____ GIVEN RECORDS

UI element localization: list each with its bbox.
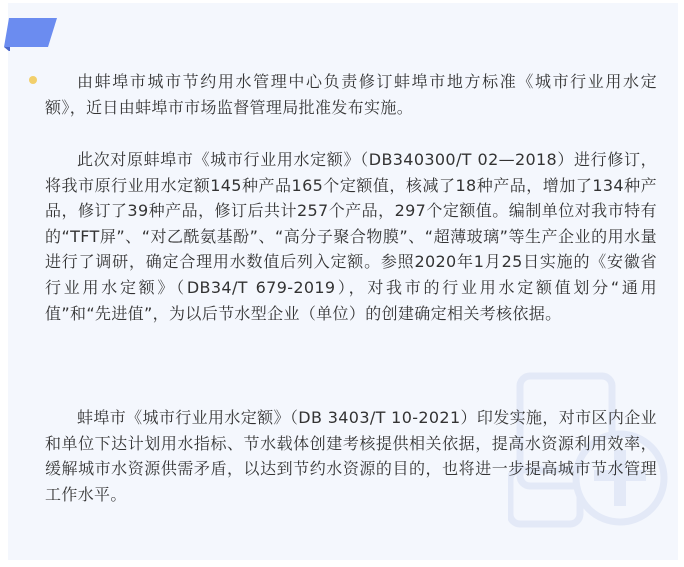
article-paragraph-1: 由蚌埠市城市节约用水管理中心负责修订蚌埠市地方标准《城市行业用水定额》，近日由蚌… [45,69,657,120]
article-paragraph-3: 蚌埠市《城市行业用水定额》（DB 3403/T 10-2021）印发实施，对市区… [45,405,657,507]
paragraph-text: 此次对原蚌埠市《城市行业用水定额》（DB340300/T 02—2018）进行修… [45,147,657,326]
page: 由蚌埠市城市节约用水管理中心负责修订蚌埠市地方标准《城市行业用水定额》，近日由蚌… [0,0,684,567]
parallelogram-ribbon-icon [2,13,57,51]
article-paragraph-2: 此次对原蚌埠市《城市行业用水定额》（DB340300/T 02—2018）进行修… [45,147,657,326]
paragraph-text: 蚌埠市《城市行业用水定额》（DB 3403/T 10-2021）印发实施，对市区… [45,405,657,507]
bullet-dot-icon [29,76,37,84]
paragraph-text: 由蚌埠市城市节约用水管理中心负责修订蚌埠市地方标准《城市行业用水定额》，近日由蚌… [45,69,657,120]
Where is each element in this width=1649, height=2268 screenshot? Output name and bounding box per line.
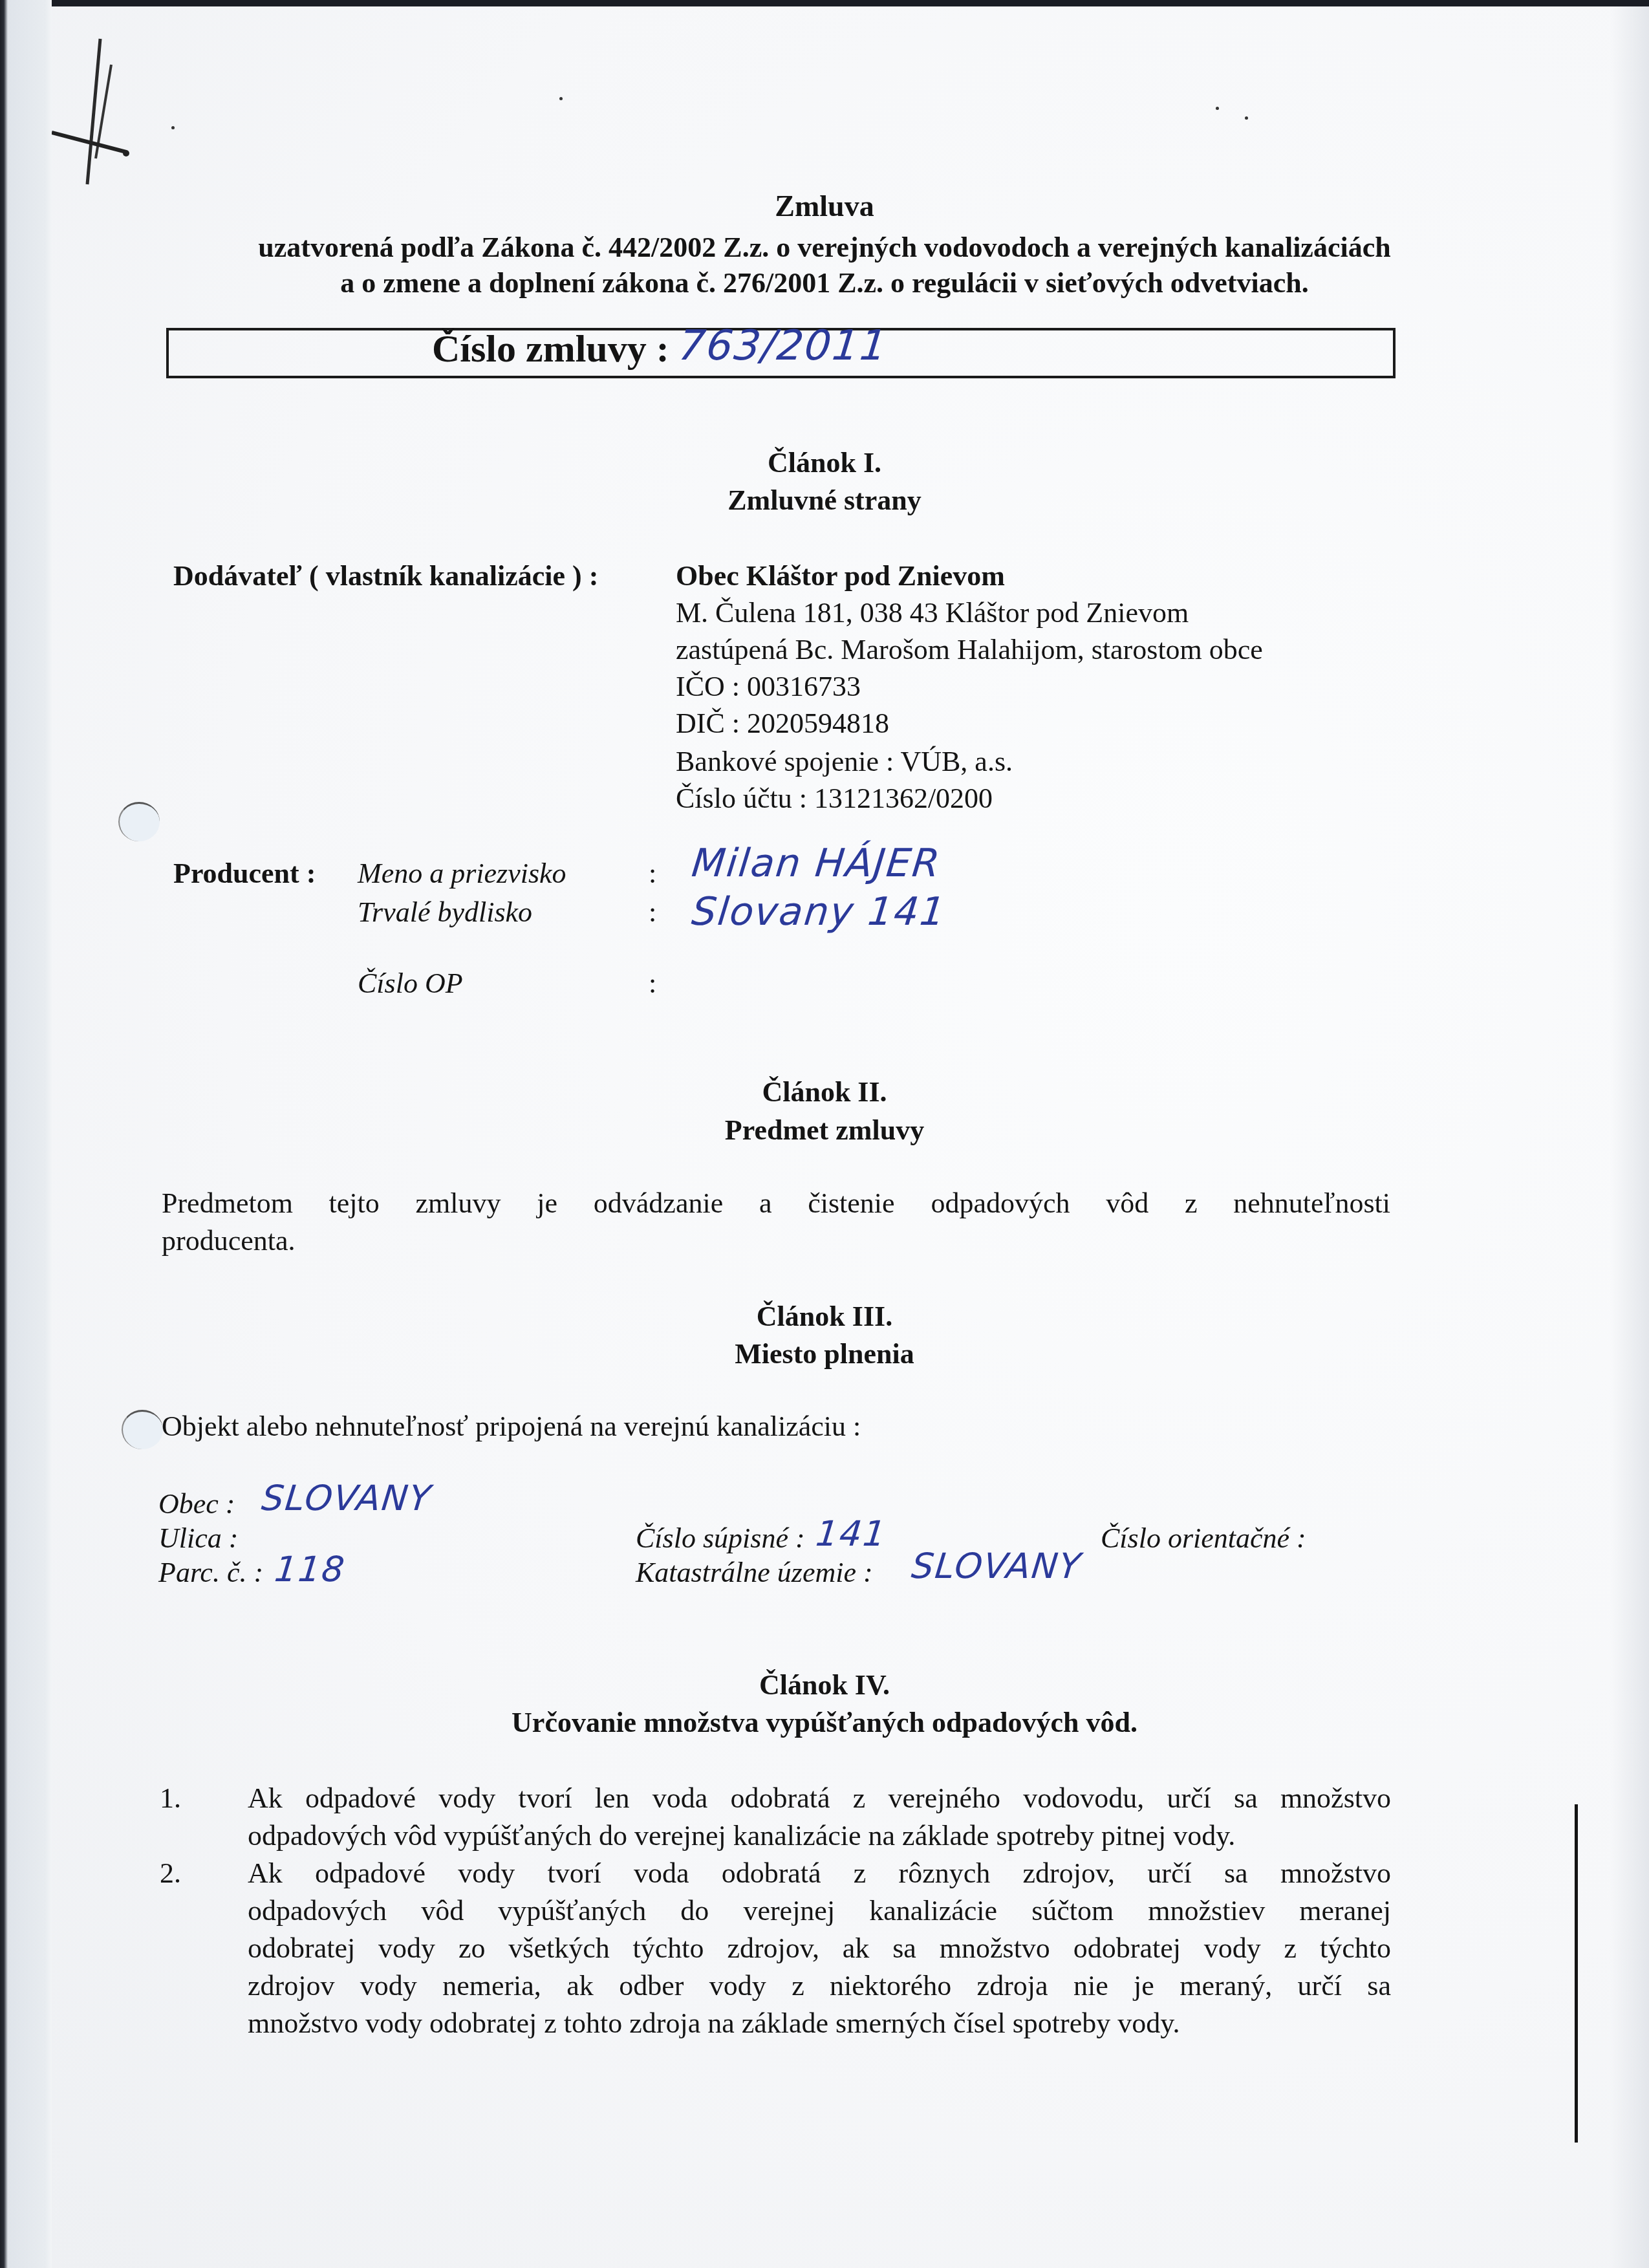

________

WORK TO BE COMPLETED
Copy the entries above word for word, leaving out the pictures.

ANSWER TO THE EXERCISE
UI element localization: list each with its bbox.
article-paragraph-1: 由蚌埠市城市节约用水管理中心负责修订蚌埠市地方标准《城市行业用水定额》，近日由蚌… [45,69,657,120]
article-paragraph-3: 蚌埠市《城市行业用水定额》（DB 3403/T 10-2021）印发实施，对市区… [45,405,657,507]
paragraph-text: 此次对原蚌埠市《城市行业用水定额》（DB340300/T 02—2018）进行修… [45,147,657,326]
page: 由蚌埠市城市节约用水管理中心负责修订蚌埠市地方标准《城市行业用水定额》，近日由蚌… [0,0,684,567]
parallelogram-ribbon-icon [2,13,57,51]
article-paragraph-2: 此次对原蚌埠市《城市行业用水定额》（DB340300/T 02—2018）进行修… [45,147,657,326]
paragraph-text: 蚌埠市《城市行业用水定额》（DB 3403/T 10-2021）印发实施，对市区… [45,405,657,507]
bullet-dot-icon [29,76,37,84]
paragraph-text: 由蚌埠市城市节约用水管理中心负责修订蚌埠市地方标准《城市行业用水定额》，近日由蚌… [45,69,657,120]
Where is each element in this width=1649, height=2268 screenshot? Output name and bounding box per line.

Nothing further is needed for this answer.